* [Extract]:
This section contains two code examples. The first example demonstrates the two kinds of delegates that can be created with this method overload: open over an instance method and open over a static method.

The second code example demonstrates compatible parameter types and return types.

Example 1

The following code example demonstrates the two ways a delegate can be created using this overload of the CreateDelegate method.

Note

There are two overloads of the CreateDelegate method that specify a MethodInfo but not a first argument; their functionality is the same except that one allows you to specify whether to throw on failure to bind, and the other always throws. This code example uses both overloads.

The example declares a class C with a static method M2 and an instance method M1, and two delegate types: D1 takes an instance of C and a string, and D2 takes a string.

A second class named Example contains the code that creates the delegates.

• A delegate of type D1, representing an open instance method, is created for the instance method M1. An instance must be passed when the delegate is invoked.

• A delegate of type D2, representing an open static method, is created for the static method M2.

using System;
using System.Reflection;
using System.Security.Permissions;

// Declare three delegate types for demonstrating the combinations
// of static versus instance methods and open versus closed
// delegates.
//
public delegate void D1(C c, string s);
public delegate void D2(string s);
public delegate void D3();

// A sample class with an instance method and a static method.
//
public class C
{
    private int id;
    public C(int id) { this.id = id; }

    public void M1(string s)

* [Given request A]:
Answer these about the CreateDelegate text:
(i) How many code examples does the section contain?
(ii) What does delegate type D1 take?
(iii) Which class contains the code that creates the delegates?

* [Task material]:
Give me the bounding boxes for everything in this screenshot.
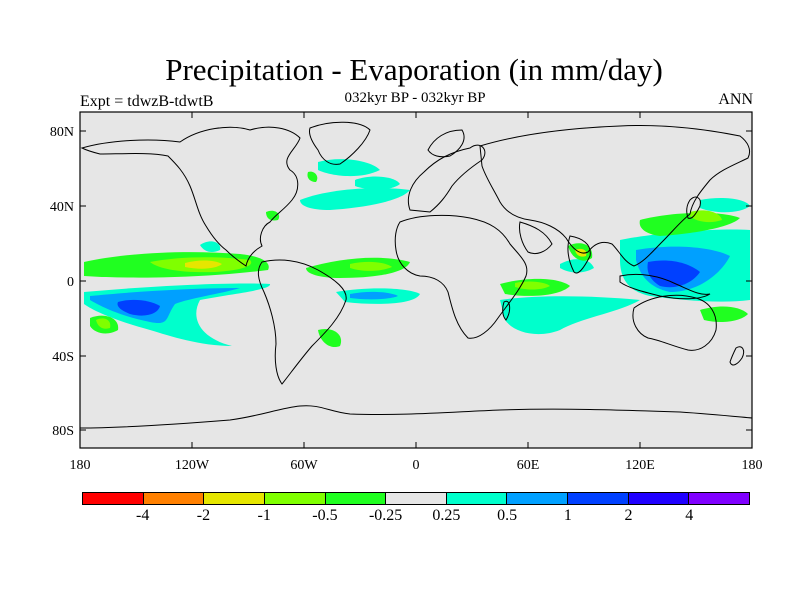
wpacific-green-2: [690, 210, 722, 223]
colorbar-label: 1: [563, 507, 572, 524]
experiment-label: Expt = tdwzB-tdwtB: [80, 93, 214, 110]
colorbar-swatch: [143, 493, 205, 504]
colorbar-swatch: [386, 493, 447, 504]
colorbar-label: 0.5: [497, 507, 518, 524]
lat-tick-label: 40N: [50, 200, 74, 215]
colorbar-label: -2: [196, 507, 211, 524]
europe-coast: [407, 144, 486, 213]
pacific-north-cyan: [200, 241, 221, 253]
atlantic-itcz-light: [350, 261, 392, 271]
lon-tick-label: 180: [70, 458, 91, 473]
scandinavia-coast: [427, 129, 465, 158]
colorbar-label: -0.5: [312, 507, 338, 524]
natlantic-cyan: [300, 188, 410, 210]
lon-tick-label: 120W: [175, 458, 210, 473]
madagascar-coast: [502, 300, 511, 321]
season-label: ANN: [718, 91, 753, 108]
lon-tick-label: 0: [413, 458, 420, 473]
spacific-darkblue: [117, 299, 160, 316]
spacific-green-2: [96, 318, 111, 329]
colorbar-swatch: [325, 493, 387, 504]
lat-tick-label: 80N: [50, 125, 74, 140]
nw-atlantic-green: [307, 171, 318, 182]
colorbar-swatch: [628, 493, 690, 504]
map-title: Precipitation - Evaporation (in mm/day): [165, 52, 663, 87]
colorbar-label: -4: [136, 507, 150, 524]
coastlines: [79, 121, 753, 429]
lon-tick-label: 120E: [625, 458, 655, 473]
antarctica-coast: [79, 405, 753, 429]
south-america-coast: [257, 259, 347, 385]
natlantic-cyan-2: [318, 159, 380, 177]
colorbar-label: -0.25: [368, 507, 403, 524]
new-zealand-coast: [729, 346, 745, 366]
atlantic-south-blue: [350, 291, 398, 300]
japan-coast: [686, 196, 701, 219]
colorbar-swatch: [446, 493, 508, 504]
indian-cyan-2: [560, 259, 594, 273]
lon-tick-label: 180: [742, 458, 763, 473]
arabia-coast: [519, 221, 553, 255]
colorbar-swatch: [507, 493, 569, 504]
pacific-itcz-yellow: [185, 260, 222, 269]
india-coast: [567, 235, 591, 274]
colorbar-swatch: [204, 493, 265, 504]
colorbar-swatch: [689, 493, 750, 504]
indonesia-coast: [619, 273, 711, 300]
greenland-cyan: [355, 176, 400, 190]
natlantic-green: [266, 210, 280, 221]
spacific-blue: [90, 288, 240, 324]
africa-coast: [394, 214, 528, 339]
lon-tick-label: 60E: [517, 458, 540, 473]
colorbar-label: 4: [685, 507, 694, 524]
north-america-coast: [80, 126, 301, 267]
colorbar-swatch: [83, 493, 144, 504]
lon-tick-labels: 180 120W 60W 0 60E 120E 180: [70, 458, 763, 473]
colorbar: [82, 492, 750, 505]
colorbar-label: -1: [257, 507, 271, 524]
lon-tick-label: 60W: [290, 458, 318, 473]
lat-tick-label: 40S: [52, 350, 74, 365]
indian-cyan: [500, 296, 640, 335]
lat-tick-labels: 80N 40N 0 40S 80S: [50, 125, 74, 439]
lat-tick-label: 0: [67, 275, 74, 290]
nw-pacific-cyan: [700, 198, 750, 213]
greenland-coast: [309, 121, 371, 165]
axis-ticks: [79, 112, 753, 448]
australia-coast: [632, 294, 717, 351]
colorbar-swatch: [568, 493, 629, 504]
map-subtitle: 032kyr BP - 032kyr BP: [344, 90, 486, 106]
lat-tick-label: 80S: [52, 424, 74, 439]
colorbar-label: 2: [624, 507, 633, 524]
precip-evap-fields: [84, 159, 750, 348]
africa-light: [515, 281, 550, 290]
asia-coast: [479, 124, 751, 267]
colorbar-swatch: [264, 493, 326, 504]
colorbar-label: 0.25: [432, 507, 461, 524]
wpacific-darkblue: [647, 260, 700, 288]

* [Given request B]:
From the listing, output unchanged every line from the one holding "wpacific-green-2: [690, 210, 722, 223]" through the one holding "colorbar-label: -0.5: [312, 507, 338, 524]", both included.

* [Response A]:
(i) Two.
(ii) An instance of C and a string.
(iii) Example.

* [Response B]:
wpacific-green-2: [690, 210, 722, 223]
colorbar-label: 1: [563, 507, 572, 524]
experiment-label: Expt = tdwzB-tdwtB: [80, 93, 214, 110]
colorbar-swatch: [143, 493, 205, 504]
colorbar-swatch: [386, 493, 447, 504]
colorbar-label: 0.5: [497, 507, 518, 524]
lat-tick-label: 40N: [50, 200, 74, 215]
colorbar-label: -2: [196, 507, 211, 524]
europe-coast: [407, 144, 486, 213]
pacific-north-cyan: [200, 241, 221, 253]
atlantic-itcz-light: [350, 261, 392, 271]
lon-tick-label: 180: [70, 458, 91, 473]
scandinavia-coast: [427, 129, 465, 158]
colorbar-label: -0.5: [312, 507, 338, 524]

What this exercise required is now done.